(EXERCISE AIM) Substitute "legend-label" for each "colorbar-label" in the rows below and write them out again, changing nothing else.

Stored dataset items
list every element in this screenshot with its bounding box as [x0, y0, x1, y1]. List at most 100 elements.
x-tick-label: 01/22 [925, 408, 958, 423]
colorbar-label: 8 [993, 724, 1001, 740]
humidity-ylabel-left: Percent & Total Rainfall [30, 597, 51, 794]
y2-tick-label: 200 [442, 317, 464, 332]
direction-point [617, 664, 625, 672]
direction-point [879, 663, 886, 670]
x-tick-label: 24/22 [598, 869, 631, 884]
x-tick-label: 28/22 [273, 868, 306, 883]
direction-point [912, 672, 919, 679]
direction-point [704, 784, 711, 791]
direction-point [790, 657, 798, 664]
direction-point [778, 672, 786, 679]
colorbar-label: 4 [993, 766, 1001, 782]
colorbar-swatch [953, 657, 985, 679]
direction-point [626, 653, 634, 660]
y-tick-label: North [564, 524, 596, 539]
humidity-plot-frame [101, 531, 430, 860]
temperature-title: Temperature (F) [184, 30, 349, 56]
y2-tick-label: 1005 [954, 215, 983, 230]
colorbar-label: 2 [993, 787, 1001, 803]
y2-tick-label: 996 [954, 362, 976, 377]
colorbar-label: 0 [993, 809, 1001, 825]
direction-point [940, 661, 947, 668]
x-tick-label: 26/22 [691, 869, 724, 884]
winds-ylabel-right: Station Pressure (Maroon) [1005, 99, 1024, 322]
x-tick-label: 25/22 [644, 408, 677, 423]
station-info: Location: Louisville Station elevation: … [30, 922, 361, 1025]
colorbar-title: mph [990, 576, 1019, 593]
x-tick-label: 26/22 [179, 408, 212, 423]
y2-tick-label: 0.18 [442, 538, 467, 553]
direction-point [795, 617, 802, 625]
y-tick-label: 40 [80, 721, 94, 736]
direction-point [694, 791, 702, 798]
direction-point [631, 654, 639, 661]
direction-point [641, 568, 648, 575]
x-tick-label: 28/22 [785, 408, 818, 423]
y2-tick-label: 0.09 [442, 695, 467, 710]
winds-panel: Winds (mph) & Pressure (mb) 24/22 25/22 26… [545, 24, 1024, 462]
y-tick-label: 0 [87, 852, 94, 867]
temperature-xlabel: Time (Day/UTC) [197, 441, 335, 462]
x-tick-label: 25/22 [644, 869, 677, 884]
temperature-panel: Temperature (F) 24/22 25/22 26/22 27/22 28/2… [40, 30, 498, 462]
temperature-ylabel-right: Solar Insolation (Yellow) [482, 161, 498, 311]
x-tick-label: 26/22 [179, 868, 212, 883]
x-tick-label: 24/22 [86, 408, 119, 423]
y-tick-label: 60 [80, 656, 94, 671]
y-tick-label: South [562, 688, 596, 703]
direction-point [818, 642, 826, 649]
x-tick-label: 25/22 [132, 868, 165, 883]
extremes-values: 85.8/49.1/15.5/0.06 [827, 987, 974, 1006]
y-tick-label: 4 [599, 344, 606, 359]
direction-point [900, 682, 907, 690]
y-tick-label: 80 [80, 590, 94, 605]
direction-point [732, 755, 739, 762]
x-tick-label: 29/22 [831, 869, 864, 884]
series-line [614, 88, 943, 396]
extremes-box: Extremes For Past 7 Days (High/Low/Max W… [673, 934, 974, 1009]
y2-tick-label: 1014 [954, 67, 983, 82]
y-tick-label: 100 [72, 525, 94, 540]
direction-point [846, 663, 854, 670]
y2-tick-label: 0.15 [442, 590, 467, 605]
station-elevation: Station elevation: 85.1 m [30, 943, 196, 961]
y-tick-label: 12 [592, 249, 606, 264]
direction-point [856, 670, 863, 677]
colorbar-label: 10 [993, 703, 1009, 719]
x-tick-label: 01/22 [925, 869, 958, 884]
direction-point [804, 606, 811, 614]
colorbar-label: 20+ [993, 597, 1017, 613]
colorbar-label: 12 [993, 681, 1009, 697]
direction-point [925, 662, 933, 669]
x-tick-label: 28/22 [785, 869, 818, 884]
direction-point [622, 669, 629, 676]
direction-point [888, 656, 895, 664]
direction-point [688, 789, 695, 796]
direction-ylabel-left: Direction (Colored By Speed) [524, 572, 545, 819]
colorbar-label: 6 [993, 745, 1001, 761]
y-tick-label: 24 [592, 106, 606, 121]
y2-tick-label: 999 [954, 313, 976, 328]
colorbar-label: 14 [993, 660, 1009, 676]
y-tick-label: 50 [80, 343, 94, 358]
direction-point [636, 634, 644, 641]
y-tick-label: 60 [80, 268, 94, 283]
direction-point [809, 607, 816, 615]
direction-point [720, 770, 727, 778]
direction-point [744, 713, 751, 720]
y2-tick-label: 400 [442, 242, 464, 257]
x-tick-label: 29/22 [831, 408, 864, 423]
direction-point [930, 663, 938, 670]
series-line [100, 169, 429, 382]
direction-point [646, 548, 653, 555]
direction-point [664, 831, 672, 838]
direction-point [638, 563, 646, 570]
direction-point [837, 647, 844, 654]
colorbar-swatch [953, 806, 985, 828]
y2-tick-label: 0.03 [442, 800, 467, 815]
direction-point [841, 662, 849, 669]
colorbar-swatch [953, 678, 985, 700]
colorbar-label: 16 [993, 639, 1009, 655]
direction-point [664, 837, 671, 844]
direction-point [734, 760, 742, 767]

(RESPONSE TO THE TASK)
list every element in this screenshot with its bounding box as [x0, y0, x1, y1]. List at most 100 elements.
x-tick-label: 01/22 [925, 408, 958, 423]
legend-label: 8 [993, 724, 1001, 740]
humidity-ylabel-left: Percent & Total Rainfall [30, 597, 51, 794]
y2-tick-label: 200 [442, 317, 464, 332]
direction-point [617, 664, 625, 672]
direction-point [879, 663, 886, 670]
x-tick-label: 24/22 [598, 869, 631, 884]
x-tick-label: 28/22 [273, 868, 306, 883]
direction-point [912, 672, 919, 679]
direction-point [704, 784, 711, 791]
direction-point [790, 657, 798, 664]
direction-point [778, 672, 786, 679]
legend-label: 4 [993, 766, 1001, 782]
colorbar-swatch [953, 657, 985, 679]
direction-point [626, 653, 634, 660]
y-tick-label: North [564, 524, 596, 539]
humidity-plot-frame [101, 531, 430, 860]
temperature-title: Temperature (F) [184, 30, 349, 56]
y2-tick-label: 1005 [954, 215, 983, 230]
legend-label: 2 [993, 787, 1001, 803]
y2-tick-label: 996 [954, 362, 976, 377]
legend-label: 0 [993, 809, 1001, 825]
direction-point [940, 661, 947, 668]
x-tick-label: 26/22 [691, 869, 724, 884]
winds-ylabel-right: Station Pressure (Maroon) [1005, 99, 1024, 322]
x-tick-label: 25/22 [644, 408, 677, 423]
station-info: Location: Louisville Station elevation: … [30, 922, 361, 1025]
colorbar-title: mph [990, 576, 1019, 593]
x-tick-label: 26/22 [179, 408, 212, 423]
y2-tick-label: 0.18 [442, 538, 467, 553]
direction-point [795, 617, 802, 625]
y-tick-label: 40 [80, 721, 94, 736]
direction-point [694, 791, 702, 798]
direction-point [631, 654, 639, 661]
direction-point [641, 568, 648, 575]
x-tick-label: 28/22 [785, 408, 818, 423]
y2-tick-label: 0.09 [442, 695, 467, 710]
winds-panel: Winds (mph) & Pressure (mb) 24/22 25/22 26… [545, 24, 1024, 462]
y-tick-label: 0 [87, 852, 94, 867]
temperature-xlabel: Time (Day/UTC) [197, 441, 335, 462]
x-tick-label: 25/22 [644, 869, 677, 884]
temperature-panel: Temperature (F) 24/22 25/22 26/22 27/22 28/2… [40, 30, 498, 462]
temperature-ylabel-right: Solar Insolation (Yellow) [482, 161, 498, 311]
x-tick-label: 26/22 [179, 868, 212, 883]
x-tick-label: 24/22 [86, 408, 119, 423]
y-tick-label: 60 [80, 656, 94, 671]
y-tick-label: South [562, 688, 596, 703]
direction-point [818, 642, 826, 649]
x-tick-label: 25/22 [132, 868, 165, 883]
extremes-values: 85.8/49.1/15.5/0.06 [827, 987, 974, 1006]
y-tick-label: 4 [599, 344, 606, 359]
direction-point [900, 682, 907, 690]
y-tick-label: 80 [80, 590, 94, 605]
direction-point [732, 755, 739, 762]
x-tick-label: 29/22 [831, 869, 864, 884]
series-line [614, 88, 943, 396]
extremes-box: Extremes For Past 7 Days (High/Low/Max W… [673, 934, 974, 1009]
y2-tick-label: 1014 [954, 67, 983, 82]
y-tick-label: 100 [72, 525, 94, 540]
direction-point [846, 663, 854, 670]
y2-tick-label: 0.15 [442, 590, 467, 605]
station-elevation: Station elevation: 85.1 m [30, 943, 196, 961]
y-tick-label: 12 [592, 249, 606, 264]
direction-point [856, 670, 863, 677]
legend-label: 10 [993, 703, 1009, 719]
x-tick-label: 01/22 [925, 869, 958, 884]
direction-point [804, 606, 811, 614]
legend-label: 20+ [993, 597, 1017, 613]
legend-label: 12 [993, 681, 1009, 697]
direction-point [925, 662, 933, 669]
x-tick-label: 28/22 [785, 869, 818, 884]
direction-point [622, 669, 629, 676]
direction-point [888, 656, 895, 664]
direction-point [688, 789, 695, 796]
direction-ylabel-left: Direction (Colored By Speed) [524, 572, 545, 819]
legend-label: 6 [993, 745, 1001, 761]
y-tick-label: 24 [592, 106, 606, 121]
y2-tick-label: 999 [954, 313, 976, 328]
legend-label: 14 [993, 660, 1009, 676]
y-tick-label: 50 [80, 343, 94, 358]
direction-point [636, 634, 644, 641]
y-tick-label: 60 [80, 268, 94, 283]
direction-point [809, 607, 816, 615]
direction-point [720, 770, 727, 778]
direction-point [744, 713, 751, 720]
y2-tick-label: 400 [442, 242, 464, 257]
x-tick-label: 29/22 [831, 408, 864, 423]
direction-point [930, 663, 938, 670]
series-line [100, 169, 429, 382]
direction-point [646, 548, 653, 555]
direction-point [664, 831, 672, 838]
direction-point [638, 563, 646, 570]
direction-point [837, 647, 844, 654]
colorbar-swatch [953, 806, 985, 828]
y2-tick-label: 0.03 [442, 800, 467, 815]
direction-point [841, 662, 849, 669]
colorbar-swatch [953, 678, 985, 700]
legend-label: 16 [993, 639, 1009, 655]
direction-point [664, 837, 671, 844]
direction-point [734, 760, 742, 767]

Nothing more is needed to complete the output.